Word for word, quote all of the material, omitting the pictures.

···

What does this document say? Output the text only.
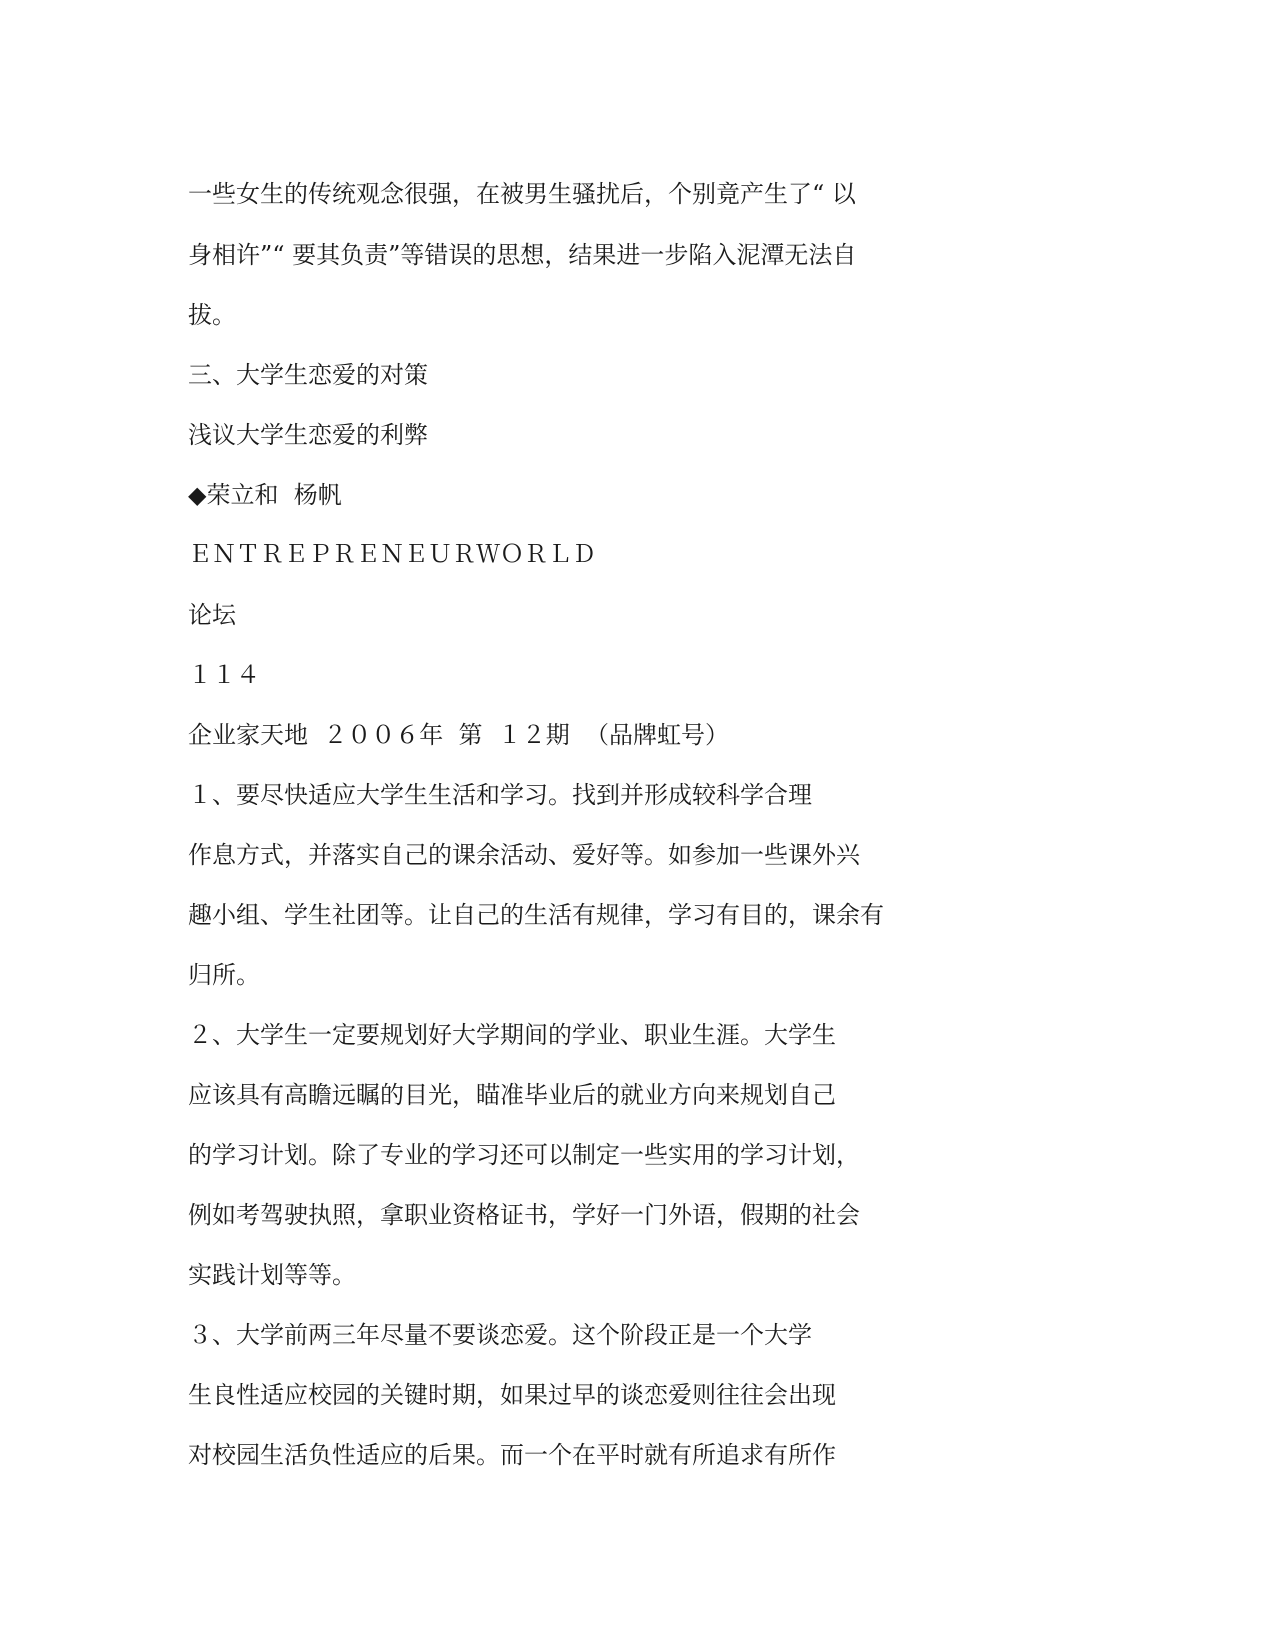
一些女生的传统观念很强，在被男生骚扰后，个别竟产生了“ 以

身相许”“ 要其负责”等错误的思想，结果进一步陷入泥潭无法自

拔。

三、大学生恋爱的对策

浅议大学生恋爱的利弊

◆荣立和  杨帆

ＥＮＴＲＥＰＲＥＮＥＵＲＷＯＲＬＤ

论坛

１１４

企业家天地  ２００６年  第  １２期  （品牌虹号）

１、要尽快适应大学生生活和学习。找到并形成较科学合理

作息方式，并落实自己的课余活动、爱好等。如参加一些课外兴

趣小组、学生社团等。让自己的生活有规律，学习有目的，课余有

归所。

２、大学生一定要规划好大学期间的学业、职业生涯。大学生

应该具有高瞻远瞩的目光，瞄准毕业后的就业方向来规划自己

的学习计划。除了专业的学习还可以制定一些实用的学习计划，

例如考驾驶执照，拿职业资格证书，学好一门外语，假期的社会

实践计划等等。

３、大学前两三年尽量不要谈恋爱。这个阶段正是一个大学

生良性适应校园的关键时期，如果过早的谈恋爱则往往会出现

对校园生活负性适应的后果。而一个在平时就有所追求有所作
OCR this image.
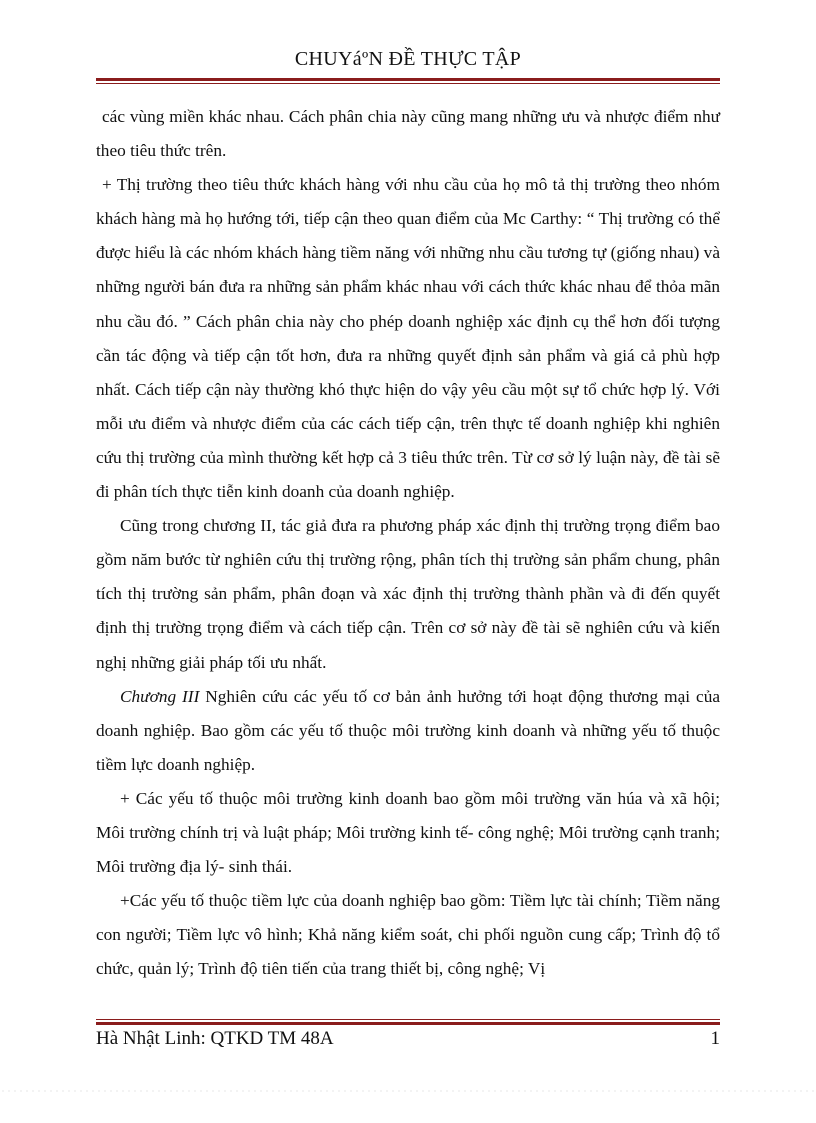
CHUYáºN ĐỀ THỰC TẬP

các vùng miền khác nhau. Cách phân chia này cũng mang những ưu và nhược điểm như theo tiêu thức trên.

+ Thị trường theo tiêu thức khách hàng với nhu cầu của họ mô tả thị trường theo nhóm khách hàng mà họ hướng tới, tiếp cận theo quan điểm của Mc Carthy: “ Thị trường có thể được hiểu là các nhóm khách hàng tiềm năng với những nhu cầu tương tự (giống nhau) và những người bán đưa ra những sản phẩm khác nhau với cách thức khác nhau để thỏa mãn nhu cầu đó. ” Cách phân chia này cho phép doanh nghiệp xác định cụ thể hơn đối tượng cần tác động và tiếp cận tốt hơn, đưa ra những quyết định sản phẩm và giá cả phù hợp nhất. Cách tiếp cận này thường khó thực hiện do vậy yêu cầu một sự tổ chức hợp lý. Với mỗi ưu điểm và nhược điểm của các cách tiếp cận, trên thực tế doanh nghiệp khi nghiên cứu thị trường của mình thường kết hợp cả 3 tiêu thức trên. Từ cơ sở lý luận này, đề tài sẽ đi phân tích thực tiễn kinh doanh của doanh nghiệp.

Cũng trong chương II, tác giả đưa ra phương pháp xác định thị trường trọng điểm bao gồm năm bước từ nghiên cứu thị trường rộng, phân tích thị trường sản phẩm chung, phân tích thị trường sản phẩm, phân đoạn và xác định thị trường thành phần và đi đến quyết định thị trường trọng điểm và cách tiếp cận. Trên cơ sở này đề tài sẽ nghiên cứu và kiến nghị những giải pháp tối ưu nhất.

Chương III Nghiên cứu các yếu tố cơ bản ảnh hưởng tới hoạt động thương mại của doanh nghiệp. Bao gồm các yếu tố thuộc môi trường kinh doanh và những yếu tố thuộc tiềm lực doanh nghiệp.

+ Các yếu tố thuộc môi trường kinh doanh bao gồm môi trường văn húa và xã hội; Môi trường chính trị và luật pháp; Môi trường kinh tế- công nghệ; Môi trường cạnh tranh; Môi trường địa lý- sinh thái.

+Các yếu tố thuộc tiềm lực của doanh nghiệp bao gồm: Tiềm lực tài chính; Tiềm năng con người; Tiềm lực vô hình; Khả năng kiểm soát, chi phối nguồn cung cấp; Trình độ tổ chức, quản lý; Trình độ tiên tiến của trang thiết bị, công nghệ; Vị

Hà Nhật Linh: QTKD TM 48A	1
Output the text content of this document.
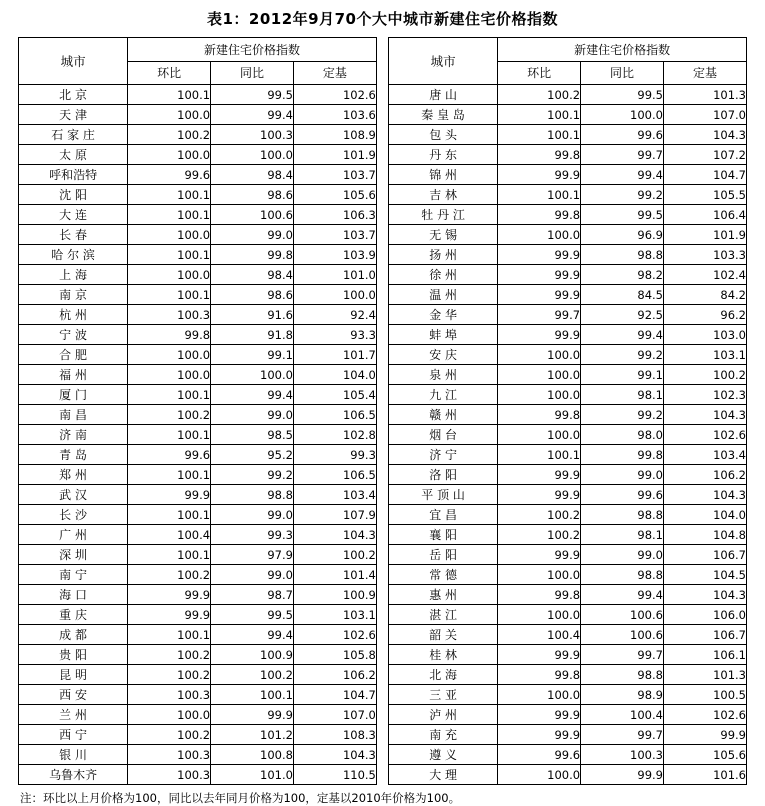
表1：2012年9月70个大中城市新建住宅价格指数
城市	新建住宅价格指数				城市	新建住宅价格指数		
	环比	同比	定基			环比	同比	定基
北 京	100.1	99.5	102.6		唐 山	100.2	99.5	101.3
天 津	100.0	99.4	103.6		秦 皇 岛	100.1	100.0	107.0
石 家 庄	100.2	100.3	108.9		包 头	100.1	99.6	104.3
太 原	100.0	100.0	101.9		丹 东	99.8	99.7	107.2
呼和浩特	99.6	98.4	103.7		锦 州	99.9	99.4	104.7
沈 阳	100.1	98.6	105.6		吉 林	100.1	99.2	105.5
大 连	100.1	100.6	106.3		牡 丹 江	99.8	99.5	106.4
长 春	100.0	99.0	103.7		无 锡	100.0	96.9	101.9
哈 尔 滨	100.1	99.8	103.9		扬 州	99.9	98.8	103.3
上 海	100.0	98.4	101.0		徐 州	99.9	98.2	102.4
南 京	100.1	98.6	100.0		温 州	99.9	84.5	84.2
杭 州	100.3	91.6	92.4		金 华	99.7	92.5	96.2
宁 波	99.8	91.8	93.3		蚌 埠	99.9	99.4	103.0
合 肥	100.0	99.1	101.7		安 庆	100.0	99.2	103.1
福 州	100.0	100.0	104.0		泉 州	100.0	99.1	100.2
厦 门	100.1	99.4	105.4		九 江	100.0	98.1	102.3
南 昌	100.2	99.0	106.5		赣 州	99.8	99.2	104.3
济 南	100.1	98.5	102.8		烟 台	100.0	98.0	102.6
青 岛	99.6	95.2	99.3		济 宁	100.1	99.8	103.4
郑 州	100.1	99.2	106.5		洛 阳	99.9	99.0	106.2
武 汉	99.9	98.8	103.4		平 顶 山	99.9	99.6	104.3
长 沙	100.1	99.0	107.9		宜 昌	100.2	98.8	104.0
广 州	100.4	99.3	104.3		襄 阳	100.2	98.1	104.8
深 圳	100.1	97.9	100.2		岳 阳	99.9	99.0	106.7
南 宁	100.2	99.0	101.4		常 德	100.0	98.8	104.5
海 口	99.9	98.7	100.9		惠 州	99.8	99.4	104.3
重 庆	99.9	99.5	103.1		湛 江	100.0	100.6	106.0
成 都	100.1	99.4	102.6		韶 关	100.4	100.6	106.7
贵 阳	100.2	100.9	105.8		桂 林	99.9	99.7	106.1
昆 明	100.2	100.2	106.2		北 海	99.8	98.8	101.3
西 安	100.3	100.1	104.7		三 亚	100.0	98.9	100.5
兰 州	100.0	99.9	107.0		泸 州	99.9	100.4	102.6
西 宁	100.2	101.2	108.3		南 充	99.9	99.7	99.9
银 川	100.3	100.8	104.3		遵 义	99.6	100.3	105.6
乌鲁木齐	100.3	101.0	110.5		大 理	100.0	99.9	101.6
注：环比以上月价格为100，同比以去年同月价格为100，定基以2010年价格为100。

···

[Task answer]:
What does this document say? Output the text only.
一些女生的传统观念很强，在被男生骚扰后，个别竟产生了“ 以

身相许”“ 要其负责”等错误的思想，结果进一步陷入泥潭无法自

拔。

三、大学生恋爱的对策

浅议大学生恋爱的利弊

◆荣立和  杨帆

ＥＮＴＲＥＰＲＥＮＥＵＲＷＯＲＬＤ

论坛

１１４

企业家天地  ２００６年  第  １２期  （品牌虹号）

１、要尽快适应大学生生活和学习。找到并形成较科学合理

作息方式，并落实自己的课余活动、爱好等。如参加一些课外兴

趣小组、学生社团等。让自己的生活有规律，学习有目的，课余有

归所。

２、大学生一定要规划好大学期间的学业、职业生涯。大学生

应该具有高瞻远瞩的目光，瞄准毕业后的就业方向来规划自己

的学习计划。除了专业的学习还可以制定一些实用的学习计划，

例如考驾驶执照，拿职业资格证书，学好一门外语，假期的社会

实践计划等等。

３、大学前两三年尽量不要谈恋爱。这个阶段正是一个大学

生良性适应校园的关键时期，如果过早的谈恋爱则往往会出现

对校园生活负性适应的后果。而一个在平时就有所追求有所作
OCR this image.
CHUYáºN ĐỀ THỰC TẬP

các vùng miền khác nhau. Cách phân chia này cũng mang những ưu và nhược điểm như theo tiêu thức trên.

+ Thị trường theo tiêu thức khách hàng với nhu cầu của họ mô tả thị trường theo nhóm khách hàng mà họ hướng tới, tiếp cận theo quan điểm của Mc Carthy: “ Thị trường có thể được hiểu là các nhóm khách hàng tiềm năng với những nhu cầu tương tự (giống nhau) và những người bán đưa ra những sản phẩm khác nhau với cách thức khác nhau để thỏa mãn nhu cầu đó. ” Cách phân chia này cho phép doanh nghiệp xác định cụ thể hơn đối tượng cần tác động và tiếp cận tốt hơn, đưa ra những quyết định sản phẩm và giá cả phù hợp nhất. Cách tiếp cận này thường khó thực hiện do vậy yêu cầu một sự tổ chức hợp lý. Với mỗi ưu điểm và nhược điểm của các cách tiếp cận, trên thực tế doanh nghiệp khi nghiên cứu thị trường của mình thường kết hợp cả 3 tiêu thức trên. Từ cơ sở lý luận này, đề tài sẽ đi phân tích thực tiễn kinh doanh của doanh nghiệp.

Cũng trong chương II, tác giả đưa ra phương pháp xác định thị trường trọng điểm bao gồm năm bước từ nghiên cứu thị trường rộng, phân tích thị trường sản phẩm chung, phân tích thị trường sản phẩm, phân đoạn và xác định thị trường thành phần và đi đến quyết định thị trường trọng điểm và cách tiếp cận. Trên cơ sở này đề tài sẽ nghiên cứu và kiến nghị những giải pháp tối ưu nhất.

Chương III Nghiên cứu các yếu tố cơ bản ảnh hưởng tới hoạt động thương mại của doanh nghiệp. Bao gồm các yếu tố thuộc môi trường kinh doanh và những yếu tố thuộc tiềm lực doanh nghiệp.

+ Các yếu tố thuộc môi trường kinh doanh bao gồm môi trường văn húa và xã hội; Môi trường chính trị và luật pháp; Môi trường kinh tế- công nghệ; Môi trường cạnh tranh; Môi trường địa lý- sinh thái.

+Các yếu tố thuộc tiềm lực của doanh nghiệp bao gồm: Tiềm lực tài chính; Tiềm năng con người; Tiềm lực vô hình; Khả năng kiểm soát, chi phối nguồn cung cấp; Trình độ tổ chức, quản lý; Trình độ tiên tiến của trang thiết bị, công nghệ; Vị

Hà Nhật Linh: QTKD TM 48A	1
Output the text content of this document.
表1：2012年9月70个大中城市新建住宅价格指数
城市	新建住宅价格指数				城市	新建住宅价格指数		
	环比	同比	定基			环比	同比	定基
北 京	100.1	99.5	102.6		唐 山	100.2	99.5	101.3
天 津	100.0	99.4	103.6		秦 皇 岛	100.1	100.0	107.0
石 家 庄	100.2	100.3	108.9		包 头	100.1	99.6	104.3
太 原	100.0	100.0	101.9		丹 东	99.8	99.7	107.2
呼和浩特	99.6	98.4	103.7		锦 州	99.9	99.4	104.7
沈 阳	100.1	98.6	105.6		吉 林	100.1	99.2	105.5
大 连	100.1	100.6	106.3		牡 丹 江	99.8	99.5	106.4
长 春	100.0	99.0	103.7		无 锡	100.0	96.9	101.9
哈 尔 滨	100.1	99.8	103.9		扬 州	99.9	98.8	103.3
上 海	100.0	98.4	101.0		徐 州	99.9	98.2	102.4
南 京	100.1	98.6	100.0		温 州	99.9	84.5	84.2
杭 州	100.3	91.6	92.4		金 华	99.7	92.5	96.2
宁 波	99.8	91.8	93.3		蚌 埠	99.9	99.4	103.0
合 肥	100.0	99.1	101.7		安 庆	100.0	99.2	103.1
福 州	100.0	100.0	104.0		泉 州	100.0	99.1	100.2
厦 门	100.1	99.4	105.4		九 江	100.0	98.1	102.3
南 昌	100.2	99.0	106.5		赣 州	99.8	99.2	104.3
济 南	100.1	98.5	102.8		烟 台	100.0	98.0	102.6
青 岛	99.6	95.2	99.3		济 宁	100.1	99.8	103.4
郑 州	100.1	99.2	106.5		洛 阳	99.9	99.0	106.2
武 汉	99.9	98.8	103.4		平 顶 山	99.9	99.6	104.3
长 沙	100.1	99.0	107.9		宜 昌	100.2	98.8	104.0
广 州	100.4	99.3	104.3		襄 阳	100.2	98.1	104.8
深 圳	100.1	97.9	100.2		岳 阳	99.9	99.0	106.7
南 宁	100.2	99.0	101.4		常 德	100.0	98.8	104.5
海 口	99.9	98.7	100.9		惠 州	99.8	99.4	104.3
重 庆	99.9	99.5	103.1		湛 江	100.0	100.6	106.0
成 都	100.1	99.4	102.6		韶 关	100.4	100.6	106.7
贵 阳	100.2	100.9	105.8		桂 林	99.9	99.7	106.1
昆 明	100.2	100.2	106.2		北 海	99.8	98.8	101.3
西 安	100.3	100.1	104.7		三 亚	100.0	98.9	100.5
兰 州	100.0	99.9	107.0		泸 州	99.9	100.4	102.6
西 宁	100.2	101.2	108.3		南 充	99.9	99.7	99.9
银 川	100.3	100.8	104.3		遵 义	99.6	100.3	105.6
乌鲁木齐	100.3	101.0	110.5		大 理	100.0	99.9	101.6
注：环比以上月价格为100，同比以去年同月价格为100，定基以2010年价格为100。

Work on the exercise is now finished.